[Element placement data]
---

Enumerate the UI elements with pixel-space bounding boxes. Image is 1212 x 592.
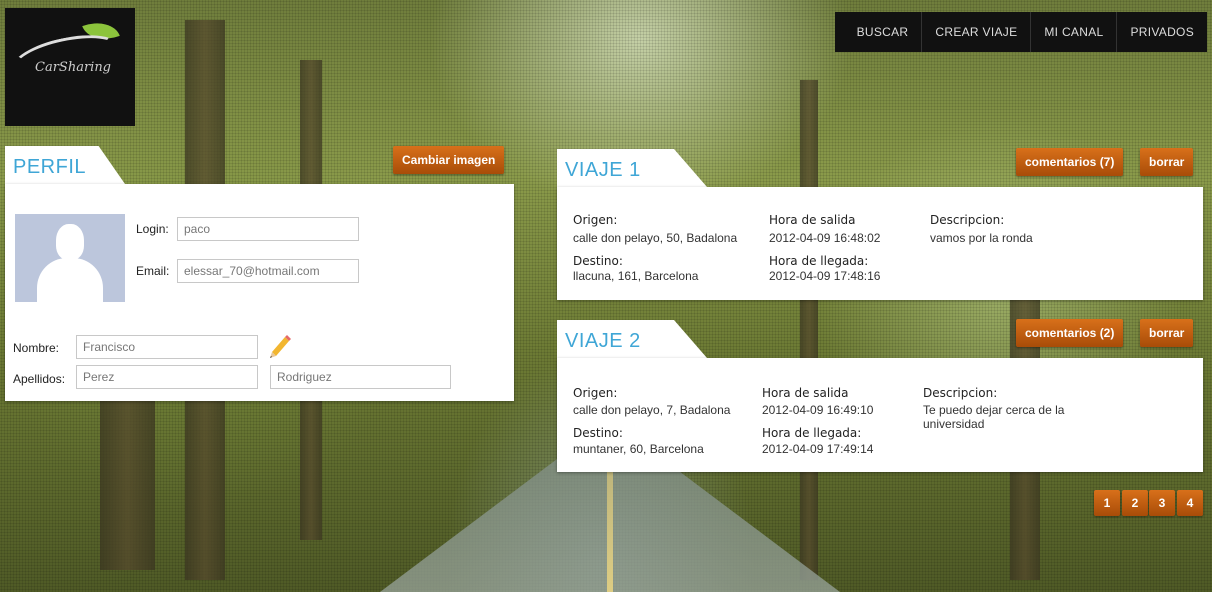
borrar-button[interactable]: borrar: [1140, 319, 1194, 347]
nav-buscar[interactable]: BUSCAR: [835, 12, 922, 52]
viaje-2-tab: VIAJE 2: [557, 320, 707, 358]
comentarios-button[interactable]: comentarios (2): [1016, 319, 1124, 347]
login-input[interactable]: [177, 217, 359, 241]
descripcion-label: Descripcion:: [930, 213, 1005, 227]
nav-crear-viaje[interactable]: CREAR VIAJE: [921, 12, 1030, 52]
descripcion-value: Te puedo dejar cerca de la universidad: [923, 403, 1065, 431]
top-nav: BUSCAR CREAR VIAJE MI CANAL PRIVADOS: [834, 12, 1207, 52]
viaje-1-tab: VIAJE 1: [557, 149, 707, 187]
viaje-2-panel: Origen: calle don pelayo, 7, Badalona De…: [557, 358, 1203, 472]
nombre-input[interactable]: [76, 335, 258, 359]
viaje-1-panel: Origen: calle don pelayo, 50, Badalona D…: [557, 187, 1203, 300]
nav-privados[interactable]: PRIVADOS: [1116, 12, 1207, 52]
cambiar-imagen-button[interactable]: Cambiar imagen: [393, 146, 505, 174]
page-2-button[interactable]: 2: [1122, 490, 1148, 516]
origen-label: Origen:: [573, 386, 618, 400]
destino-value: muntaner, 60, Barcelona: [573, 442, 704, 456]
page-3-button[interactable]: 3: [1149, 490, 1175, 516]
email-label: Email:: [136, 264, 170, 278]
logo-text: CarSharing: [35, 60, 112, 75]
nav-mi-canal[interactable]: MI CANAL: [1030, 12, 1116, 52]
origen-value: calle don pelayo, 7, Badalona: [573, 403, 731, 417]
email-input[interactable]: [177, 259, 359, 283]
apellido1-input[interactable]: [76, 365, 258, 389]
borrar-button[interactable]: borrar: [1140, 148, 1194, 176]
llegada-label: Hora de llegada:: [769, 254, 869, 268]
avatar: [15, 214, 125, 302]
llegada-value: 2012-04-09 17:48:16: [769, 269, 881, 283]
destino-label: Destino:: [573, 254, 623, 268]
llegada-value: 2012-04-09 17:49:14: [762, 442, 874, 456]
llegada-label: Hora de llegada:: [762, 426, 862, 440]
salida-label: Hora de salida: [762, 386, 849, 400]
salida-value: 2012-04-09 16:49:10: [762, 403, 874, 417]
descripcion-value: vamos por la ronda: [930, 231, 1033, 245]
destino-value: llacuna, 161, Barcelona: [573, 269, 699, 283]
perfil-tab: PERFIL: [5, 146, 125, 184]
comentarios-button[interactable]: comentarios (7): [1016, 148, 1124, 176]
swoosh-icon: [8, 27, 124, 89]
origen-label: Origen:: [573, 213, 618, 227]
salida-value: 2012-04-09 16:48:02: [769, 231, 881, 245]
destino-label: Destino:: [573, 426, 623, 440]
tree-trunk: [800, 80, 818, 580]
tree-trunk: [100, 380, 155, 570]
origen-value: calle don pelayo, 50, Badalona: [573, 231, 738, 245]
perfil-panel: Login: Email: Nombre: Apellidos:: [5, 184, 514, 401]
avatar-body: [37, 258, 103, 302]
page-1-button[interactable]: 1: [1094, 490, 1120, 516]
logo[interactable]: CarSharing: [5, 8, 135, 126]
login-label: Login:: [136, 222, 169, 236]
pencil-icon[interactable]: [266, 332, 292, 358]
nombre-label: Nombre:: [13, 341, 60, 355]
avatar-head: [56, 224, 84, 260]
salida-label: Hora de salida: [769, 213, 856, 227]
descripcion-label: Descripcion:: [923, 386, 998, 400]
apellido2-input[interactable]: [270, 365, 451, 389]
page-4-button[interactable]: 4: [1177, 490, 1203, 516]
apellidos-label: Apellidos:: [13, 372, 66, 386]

---

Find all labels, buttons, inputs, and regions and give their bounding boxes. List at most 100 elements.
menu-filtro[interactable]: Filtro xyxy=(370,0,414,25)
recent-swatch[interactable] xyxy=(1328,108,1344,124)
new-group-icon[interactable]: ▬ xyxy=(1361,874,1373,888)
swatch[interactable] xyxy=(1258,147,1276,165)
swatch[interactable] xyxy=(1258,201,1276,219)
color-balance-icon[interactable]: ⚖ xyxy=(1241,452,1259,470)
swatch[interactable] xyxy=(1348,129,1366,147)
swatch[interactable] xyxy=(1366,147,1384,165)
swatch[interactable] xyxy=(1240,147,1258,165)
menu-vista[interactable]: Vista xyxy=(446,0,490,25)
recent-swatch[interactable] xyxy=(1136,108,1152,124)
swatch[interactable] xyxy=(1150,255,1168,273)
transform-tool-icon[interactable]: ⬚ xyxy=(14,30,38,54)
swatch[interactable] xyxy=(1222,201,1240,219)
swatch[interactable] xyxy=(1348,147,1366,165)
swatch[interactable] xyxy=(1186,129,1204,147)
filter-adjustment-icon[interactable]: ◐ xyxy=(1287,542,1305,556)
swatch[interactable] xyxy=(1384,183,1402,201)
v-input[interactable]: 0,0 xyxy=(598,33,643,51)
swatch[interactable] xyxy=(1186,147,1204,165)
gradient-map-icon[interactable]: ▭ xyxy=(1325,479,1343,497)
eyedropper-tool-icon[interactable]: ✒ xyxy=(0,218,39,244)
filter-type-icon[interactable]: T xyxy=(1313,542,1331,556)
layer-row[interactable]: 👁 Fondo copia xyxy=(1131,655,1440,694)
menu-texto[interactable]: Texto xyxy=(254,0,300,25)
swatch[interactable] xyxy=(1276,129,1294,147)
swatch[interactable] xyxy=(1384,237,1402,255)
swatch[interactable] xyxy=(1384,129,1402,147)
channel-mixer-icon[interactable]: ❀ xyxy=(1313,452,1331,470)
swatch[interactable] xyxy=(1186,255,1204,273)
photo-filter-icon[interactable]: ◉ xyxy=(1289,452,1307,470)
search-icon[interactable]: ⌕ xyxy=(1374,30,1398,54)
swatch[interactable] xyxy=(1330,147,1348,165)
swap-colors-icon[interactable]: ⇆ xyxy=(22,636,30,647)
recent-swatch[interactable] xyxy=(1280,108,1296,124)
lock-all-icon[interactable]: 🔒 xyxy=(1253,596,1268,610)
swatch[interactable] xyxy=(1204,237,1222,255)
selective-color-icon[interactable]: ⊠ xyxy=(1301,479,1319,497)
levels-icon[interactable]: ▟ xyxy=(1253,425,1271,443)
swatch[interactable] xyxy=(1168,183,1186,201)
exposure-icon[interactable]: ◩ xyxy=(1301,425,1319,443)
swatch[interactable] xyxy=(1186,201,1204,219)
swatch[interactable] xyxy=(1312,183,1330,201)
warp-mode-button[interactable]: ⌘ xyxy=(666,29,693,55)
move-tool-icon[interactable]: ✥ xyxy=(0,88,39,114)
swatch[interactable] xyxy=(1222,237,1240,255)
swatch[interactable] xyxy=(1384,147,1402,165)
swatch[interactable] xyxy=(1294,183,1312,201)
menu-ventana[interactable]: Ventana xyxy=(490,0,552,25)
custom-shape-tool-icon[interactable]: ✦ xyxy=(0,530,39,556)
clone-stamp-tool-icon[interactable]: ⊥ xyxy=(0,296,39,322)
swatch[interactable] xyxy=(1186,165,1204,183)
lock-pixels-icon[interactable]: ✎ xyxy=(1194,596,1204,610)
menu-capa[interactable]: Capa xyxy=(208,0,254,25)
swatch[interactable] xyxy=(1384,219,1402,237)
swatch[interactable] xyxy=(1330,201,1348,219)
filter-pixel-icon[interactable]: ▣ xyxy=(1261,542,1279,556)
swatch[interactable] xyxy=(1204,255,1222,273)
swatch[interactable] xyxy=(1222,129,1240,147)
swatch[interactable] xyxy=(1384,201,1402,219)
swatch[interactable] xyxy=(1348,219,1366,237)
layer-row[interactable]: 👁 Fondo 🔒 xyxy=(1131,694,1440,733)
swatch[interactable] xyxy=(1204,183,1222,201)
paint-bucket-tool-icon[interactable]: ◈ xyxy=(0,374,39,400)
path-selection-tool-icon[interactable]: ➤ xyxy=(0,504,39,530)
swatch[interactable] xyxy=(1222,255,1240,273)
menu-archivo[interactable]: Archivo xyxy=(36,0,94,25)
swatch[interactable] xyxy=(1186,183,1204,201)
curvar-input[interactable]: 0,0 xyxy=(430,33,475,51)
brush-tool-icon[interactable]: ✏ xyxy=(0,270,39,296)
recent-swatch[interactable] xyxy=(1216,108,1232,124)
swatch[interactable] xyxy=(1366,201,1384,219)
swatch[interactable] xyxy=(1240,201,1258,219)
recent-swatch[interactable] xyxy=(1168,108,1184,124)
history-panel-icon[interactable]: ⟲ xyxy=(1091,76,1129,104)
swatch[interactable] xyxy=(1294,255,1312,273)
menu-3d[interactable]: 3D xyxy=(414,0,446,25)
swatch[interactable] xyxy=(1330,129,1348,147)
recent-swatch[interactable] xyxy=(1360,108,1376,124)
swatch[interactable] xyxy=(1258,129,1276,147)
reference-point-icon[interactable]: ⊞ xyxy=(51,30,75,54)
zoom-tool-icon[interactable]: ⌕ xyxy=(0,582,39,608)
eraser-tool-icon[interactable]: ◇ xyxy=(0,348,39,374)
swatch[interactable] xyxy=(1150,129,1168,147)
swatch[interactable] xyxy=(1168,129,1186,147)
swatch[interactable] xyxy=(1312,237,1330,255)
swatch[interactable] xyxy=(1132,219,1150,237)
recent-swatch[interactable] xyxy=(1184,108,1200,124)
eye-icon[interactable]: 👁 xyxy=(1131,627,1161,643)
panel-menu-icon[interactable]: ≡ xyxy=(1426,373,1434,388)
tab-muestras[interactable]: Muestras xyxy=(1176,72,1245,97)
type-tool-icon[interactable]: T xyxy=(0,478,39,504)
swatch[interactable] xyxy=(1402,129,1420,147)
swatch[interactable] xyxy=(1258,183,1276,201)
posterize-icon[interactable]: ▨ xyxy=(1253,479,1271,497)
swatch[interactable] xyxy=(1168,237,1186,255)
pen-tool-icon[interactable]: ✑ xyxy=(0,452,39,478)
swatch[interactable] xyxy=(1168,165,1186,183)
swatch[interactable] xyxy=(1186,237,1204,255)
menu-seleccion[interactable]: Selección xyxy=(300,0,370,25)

---

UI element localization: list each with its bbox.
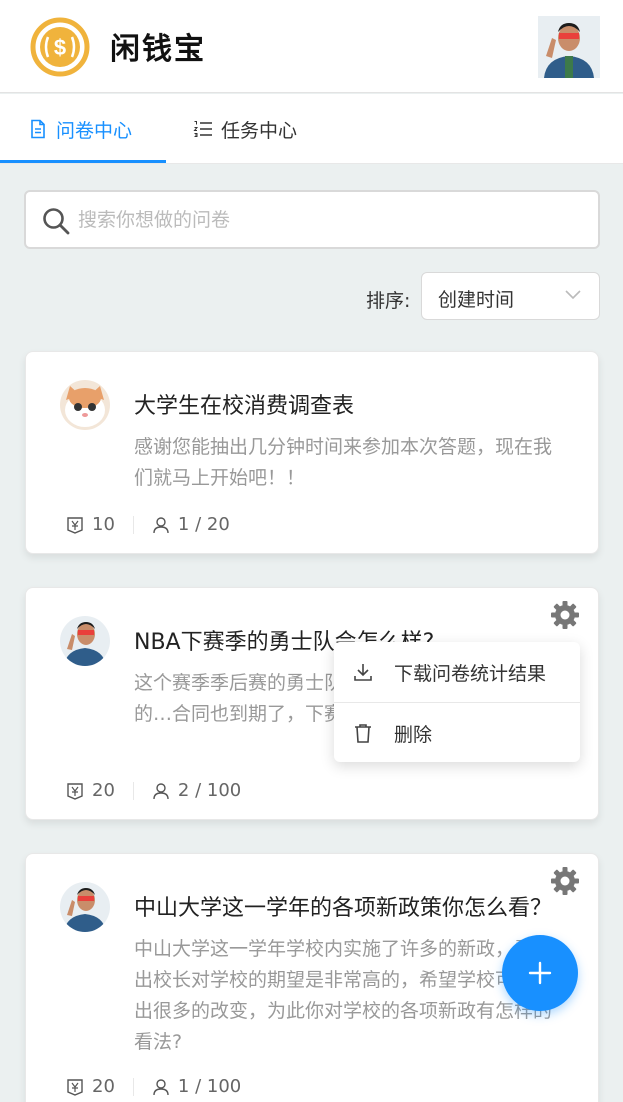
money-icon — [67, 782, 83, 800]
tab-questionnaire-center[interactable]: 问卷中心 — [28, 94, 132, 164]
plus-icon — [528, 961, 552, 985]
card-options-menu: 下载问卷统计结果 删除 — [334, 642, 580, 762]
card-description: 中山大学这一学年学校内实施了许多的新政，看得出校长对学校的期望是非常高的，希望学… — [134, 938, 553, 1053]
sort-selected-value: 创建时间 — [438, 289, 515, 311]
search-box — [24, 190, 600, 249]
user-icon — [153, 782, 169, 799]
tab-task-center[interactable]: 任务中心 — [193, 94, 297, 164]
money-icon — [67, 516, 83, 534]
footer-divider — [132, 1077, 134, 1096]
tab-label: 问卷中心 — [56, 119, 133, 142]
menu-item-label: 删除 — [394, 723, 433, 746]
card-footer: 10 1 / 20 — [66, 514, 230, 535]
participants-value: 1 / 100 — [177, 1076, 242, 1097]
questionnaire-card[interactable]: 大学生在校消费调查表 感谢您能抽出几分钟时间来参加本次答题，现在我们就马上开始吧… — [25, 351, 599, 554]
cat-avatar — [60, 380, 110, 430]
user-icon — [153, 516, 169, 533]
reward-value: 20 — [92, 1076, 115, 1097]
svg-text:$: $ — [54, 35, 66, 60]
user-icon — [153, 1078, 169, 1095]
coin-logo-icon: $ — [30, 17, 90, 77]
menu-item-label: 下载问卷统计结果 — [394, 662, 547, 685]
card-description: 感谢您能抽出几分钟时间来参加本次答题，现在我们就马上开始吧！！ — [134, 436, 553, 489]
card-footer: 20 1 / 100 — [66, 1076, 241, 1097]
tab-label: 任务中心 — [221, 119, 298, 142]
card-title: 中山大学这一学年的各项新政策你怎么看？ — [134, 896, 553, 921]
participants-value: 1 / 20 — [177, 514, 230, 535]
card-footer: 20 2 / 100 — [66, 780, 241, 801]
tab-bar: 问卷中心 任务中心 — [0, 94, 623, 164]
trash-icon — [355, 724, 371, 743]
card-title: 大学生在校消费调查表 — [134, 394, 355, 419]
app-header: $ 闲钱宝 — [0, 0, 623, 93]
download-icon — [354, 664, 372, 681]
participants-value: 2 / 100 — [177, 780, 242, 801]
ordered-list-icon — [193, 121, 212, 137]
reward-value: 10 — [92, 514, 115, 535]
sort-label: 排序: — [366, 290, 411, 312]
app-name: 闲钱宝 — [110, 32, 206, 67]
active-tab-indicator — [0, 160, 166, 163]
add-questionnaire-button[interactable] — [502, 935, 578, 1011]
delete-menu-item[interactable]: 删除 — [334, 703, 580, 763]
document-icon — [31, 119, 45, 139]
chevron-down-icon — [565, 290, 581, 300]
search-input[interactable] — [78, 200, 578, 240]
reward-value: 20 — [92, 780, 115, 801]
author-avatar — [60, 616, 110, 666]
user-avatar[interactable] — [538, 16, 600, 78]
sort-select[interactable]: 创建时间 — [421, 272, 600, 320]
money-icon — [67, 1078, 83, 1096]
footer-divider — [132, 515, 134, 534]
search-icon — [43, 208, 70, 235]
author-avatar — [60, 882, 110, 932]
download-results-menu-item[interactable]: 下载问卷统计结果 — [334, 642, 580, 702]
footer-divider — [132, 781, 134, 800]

---

**WHAT TO PRODUCE:** Show each of the lines above that contains the string "questionnaire", treating uppercase and lowercase letters as different.

**RESULT:**
tab-questionnaire-center[interactable]: 问卷中心 — [28, 94, 132, 164]
questionnaire-card[interactable]: 大学生在校消费调查表 感谢您能抽出几分钟时间来参加本次答题，现在我们就马上开始吧… — [25, 351, 599, 554]
add-questionnaire-button[interactable] — [502, 935, 578, 1011]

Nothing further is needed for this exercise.